_Exercise aim_
Repeat every entry in the listing below, exactly.

_Data for this exercise_
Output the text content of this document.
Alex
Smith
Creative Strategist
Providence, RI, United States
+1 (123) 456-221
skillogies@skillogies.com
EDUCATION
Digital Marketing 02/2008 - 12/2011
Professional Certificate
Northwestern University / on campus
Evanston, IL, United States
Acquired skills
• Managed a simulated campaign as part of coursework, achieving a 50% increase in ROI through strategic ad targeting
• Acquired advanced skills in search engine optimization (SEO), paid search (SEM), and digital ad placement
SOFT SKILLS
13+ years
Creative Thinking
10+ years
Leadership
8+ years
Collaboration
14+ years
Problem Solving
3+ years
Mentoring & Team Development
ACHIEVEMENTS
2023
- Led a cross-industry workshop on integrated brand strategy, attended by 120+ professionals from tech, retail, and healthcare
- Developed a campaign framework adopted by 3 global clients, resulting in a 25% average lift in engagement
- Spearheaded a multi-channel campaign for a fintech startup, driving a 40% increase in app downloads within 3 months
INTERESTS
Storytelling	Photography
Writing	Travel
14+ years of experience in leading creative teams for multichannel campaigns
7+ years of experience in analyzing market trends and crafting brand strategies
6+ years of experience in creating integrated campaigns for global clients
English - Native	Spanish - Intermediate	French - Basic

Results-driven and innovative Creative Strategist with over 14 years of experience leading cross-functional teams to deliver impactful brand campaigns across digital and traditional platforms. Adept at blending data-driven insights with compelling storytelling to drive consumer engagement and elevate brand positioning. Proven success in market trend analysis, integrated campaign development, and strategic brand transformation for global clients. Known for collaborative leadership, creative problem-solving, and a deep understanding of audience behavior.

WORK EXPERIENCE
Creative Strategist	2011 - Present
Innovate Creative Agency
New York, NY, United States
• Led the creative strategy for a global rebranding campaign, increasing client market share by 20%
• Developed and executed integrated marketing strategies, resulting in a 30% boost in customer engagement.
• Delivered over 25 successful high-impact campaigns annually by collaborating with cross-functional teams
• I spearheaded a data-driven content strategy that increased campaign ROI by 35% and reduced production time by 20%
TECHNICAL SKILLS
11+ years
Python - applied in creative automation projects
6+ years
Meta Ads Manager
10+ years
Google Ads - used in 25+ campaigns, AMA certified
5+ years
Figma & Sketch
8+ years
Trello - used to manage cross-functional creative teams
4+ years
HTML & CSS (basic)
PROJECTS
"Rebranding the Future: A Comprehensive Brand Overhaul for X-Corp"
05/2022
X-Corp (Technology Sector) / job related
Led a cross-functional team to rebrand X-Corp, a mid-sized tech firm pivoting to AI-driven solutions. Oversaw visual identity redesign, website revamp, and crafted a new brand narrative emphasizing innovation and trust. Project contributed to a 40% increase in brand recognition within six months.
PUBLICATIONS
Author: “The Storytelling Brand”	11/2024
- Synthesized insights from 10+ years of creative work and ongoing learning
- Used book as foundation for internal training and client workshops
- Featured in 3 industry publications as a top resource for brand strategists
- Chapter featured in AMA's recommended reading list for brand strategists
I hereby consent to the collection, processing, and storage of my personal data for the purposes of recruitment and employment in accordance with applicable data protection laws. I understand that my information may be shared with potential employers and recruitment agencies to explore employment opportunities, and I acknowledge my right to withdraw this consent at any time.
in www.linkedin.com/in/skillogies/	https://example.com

_Written response_
Output the text content of this document.
Alex
Smith
Creative Strategist
Providence, RI, United States
+1 (123) 456-221
skillogies@skillogies.com
EDUCATION
Digital Marketing 02/2008 - 12/2011
Professional Certificate
Northwestern University / on campus
Evanston, IL, United States
Acquired skills
• Managed a simulated campaign as part of coursework, achieving a 50% increase in ROI through strategic ad targeting
• Acquired advanced skills in search engine optimization (SEO), paid search (SEM), and digital ad placement
SOFT SKILLS
13+ years
Creative Thinking
10+ years
Leadership
8+ years
Collaboration
14+ years
Problem Solving
3+ years
Mentoring & Team Development
ACHIEVEMENTS
2023
- Led a cross-industry workshop on integrated brand strategy, attended by 120+ professionals from tech, retail, and healthcare
- Developed a campaign framework adopted by 3 global clients, resulting in a 25% average lift in engagement
- Spearheaded a multi-channel campaign for a fintech startup, driving a 40% increase in app downloads within 3 months
INTERESTS
Storytelling	Photography
Writing	Travel
14+ years of experience in leading creative teams for multichannel campaigns
7+ years of experience in analyzing market trends and crafting brand strategies
6+ years of experience in creating integrated campaigns for global clients
English - Native	Spanish - Intermediate	French - Basic

Results-driven and innovative Creative Strategist with over 14 years of experience leading cross-functional teams to deliver impactful brand campaigns across digital and traditional platforms. Adept at blending data-driven insights with compelling storytelling to drive consumer engagement and elevate brand positioning. Proven success in market trend analysis, integrated campaign development, and strategic brand transformation for global clients. Known for collaborative leadership, creative problem-solving, and a deep understanding of audience behavior.

WORK EXPERIENCE
Creative Strategist	2011 - Present
Innovate Creative Agency
New York, NY, United States
• Led the creative strategy for a global rebranding campaign, increasing client market share by 20%
• Developed and executed integrated marketing strategies, resulting in a 30% boost in customer engagement.
• Delivered over 25 successful high-impact campaigns annually by collaborating with cross-functional teams
• I spearheaded a data-driven content strategy that increased campaign ROI by 35% and reduced production time by 20%
TECHNICAL SKILLS
11+ years
Python - applied in creative automation projects
6+ years
Meta Ads Manager
10+ years
Google Ads - used in 25+ campaigns, AMA certified
5+ years
Figma & Sketch
8+ years
Trello - used to manage cross-functional creative teams
4+ years
HTML & CSS (basic)
PROJECTS
"Rebranding the Future: A Comprehensive Brand Overhaul for X-Corp"
05/2022
X-Corp (Technology Sector) / job related
Led a cross-functional team to rebrand X-Corp, a mid-sized tech firm pivoting to AI-driven solutions. Oversaw visual identity redesign, website revamp, and crafted a new brand narrative emphasizing innovation and trust. Project contributed to a 40% increase in brand recognition within six months.
PUBLICATIONS
Author: “The Storytelling Brand”	11/2024
- Synthesized insights from 10+ years of creative work and ongoing learning
- Used book as foundation for internal training and client workshops
- Featured in 3 industry publications as a top resource for brand strategists
- Chapter featured in AMA's recommended reading list for brand strategists
I hereby consent to the collection, processing, and storage of my personal data for the purposes of recruitment and employment in accordance with applicable data protection laws. I understand that my information may be shared with potential employers and recruitment agencies to explore employment opportunities, and I acknowledge my right to withdraw this consent at any time.
in www.linkedin.com/in/skillogies/	https://example.com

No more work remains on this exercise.